* [Task statement]: Copy the data that follows, character for character, minus the pictures.

* [Provided entries]:
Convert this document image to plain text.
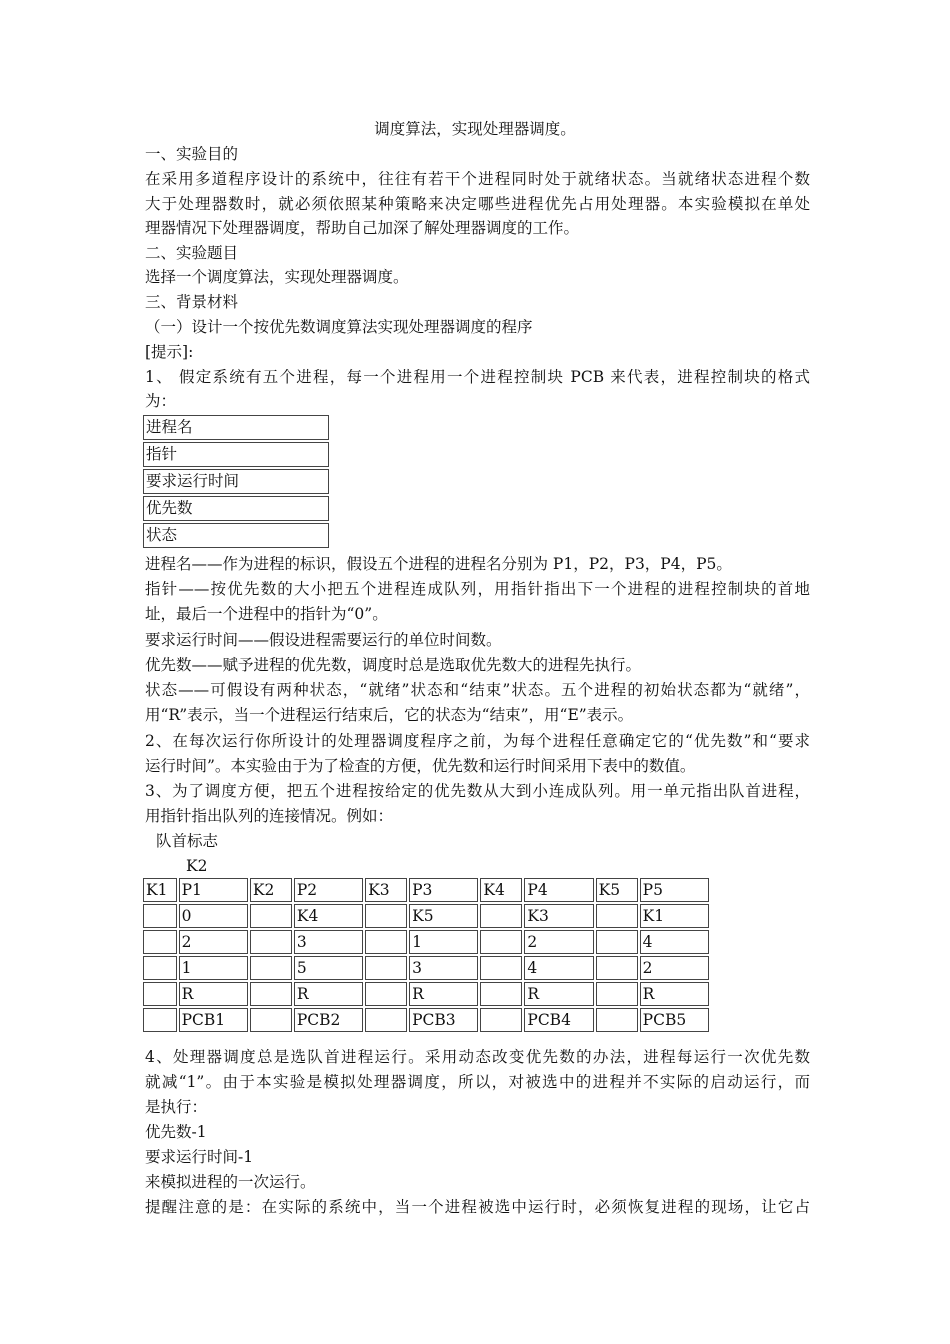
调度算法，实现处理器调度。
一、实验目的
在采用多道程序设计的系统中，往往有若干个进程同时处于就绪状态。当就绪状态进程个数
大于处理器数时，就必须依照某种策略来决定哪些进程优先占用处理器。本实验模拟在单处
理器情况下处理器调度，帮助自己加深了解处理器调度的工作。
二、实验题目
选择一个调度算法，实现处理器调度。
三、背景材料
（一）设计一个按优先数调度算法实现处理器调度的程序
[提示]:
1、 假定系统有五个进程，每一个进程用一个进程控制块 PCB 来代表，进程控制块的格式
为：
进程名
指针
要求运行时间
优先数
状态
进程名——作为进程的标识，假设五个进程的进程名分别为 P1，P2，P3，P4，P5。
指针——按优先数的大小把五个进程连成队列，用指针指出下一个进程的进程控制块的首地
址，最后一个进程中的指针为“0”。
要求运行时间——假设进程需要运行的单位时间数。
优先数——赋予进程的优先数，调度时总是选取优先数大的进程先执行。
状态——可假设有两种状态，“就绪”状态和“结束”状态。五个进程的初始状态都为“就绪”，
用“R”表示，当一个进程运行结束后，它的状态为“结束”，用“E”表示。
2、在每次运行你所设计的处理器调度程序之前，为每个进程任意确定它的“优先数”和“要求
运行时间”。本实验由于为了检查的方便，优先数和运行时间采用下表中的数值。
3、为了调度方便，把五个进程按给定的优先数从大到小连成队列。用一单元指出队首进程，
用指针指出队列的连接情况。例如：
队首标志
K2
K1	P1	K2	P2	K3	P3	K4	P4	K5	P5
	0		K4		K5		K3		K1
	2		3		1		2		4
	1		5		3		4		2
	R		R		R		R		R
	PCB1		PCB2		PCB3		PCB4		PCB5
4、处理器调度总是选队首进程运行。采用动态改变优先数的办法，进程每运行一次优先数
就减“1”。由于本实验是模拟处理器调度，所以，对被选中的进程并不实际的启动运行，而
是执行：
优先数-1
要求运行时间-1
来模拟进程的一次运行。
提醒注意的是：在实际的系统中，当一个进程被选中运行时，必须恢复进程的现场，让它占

* [Exercise output]:
Convert this document image to plain text.
调度算法，实现处理器调度。
一、实验目的
在采用多道程序设计的系统中，往往有若干个进程同时处于就绪状态。当就绪状态进程个数
大于处理器数时，就必须依照某种策略来决定哪些进程优先占用处理器。本实验模拟在单处
理器情况下处理器调度，帮助自己加深了解处理器调度的工作。
二、实验题目
选择一个调度算法，实现处理器调度。
三、背景材料
（一）设计一个按优先数调度算法实现处理器调度的程序
[提示]:
1、 假定系统有五个进程，每一个进程用一个进程控制块 PCB 来代表，进程控制块的格式
为：
进程名
指针
要求运行时间
优先数
状态
进程名——作为进程的标识，假设五个进程的进程名分别为 P1，P2，P3，P4，P5。
指针——按优先数的大小把五个进程连成队列，用指针指出下一个进程的进程控制块的首地
址，最后一个进程中的指针为“0”。
要求运行时间——假设进程需要运行的单位时间数。
优先数——赋予进程的优先数，调度时总是选取优先数大的进程先执行。
状态——可假设有两种状态，“就绪”状态和“结束”状态。五个进程的初始状态都为“就绪”，
用“R”表示，当一个进程运行结束后，它的状态为“结束”，用“E”表示。
2、在每次运行你所设计的处理器调度程序之前，为每个进程任意确定它的“优先数”和“要求
运行时间”。本实验由于为了检查的方便，优先数和运行时间采用下表中的数值。
3、为了调度方便，把五个进程按给定的优先数从大到小连成队列。用一单元指出队首进程，
用指针指出队列的连接情况。例如：
队首标志
K2
K1	P1	K2	P2	K3	P3	K4	P4	K5	P5
	0		K4		K5		K3		K1
	2		3		1		2		4
	1		5		3		4		2
	R		R		R		R		R
	PCB1		PCB2		PCB3		PCB4		PCB5
4、处理器调度总是选队首进程运行。采用动态改变优先数的办法，进程每运行一次优先数
就减“1”。由于本实验是模拟处理器调度，所以，对被选中的进程并不实际的启动运行，而
是执行：
优先数-1
要求运行时间-1
来模拟进程的一次运行。
提醒注意的是：在实际的系统中，当一个进程被选中运行时，必须恢复进程的现场，让它占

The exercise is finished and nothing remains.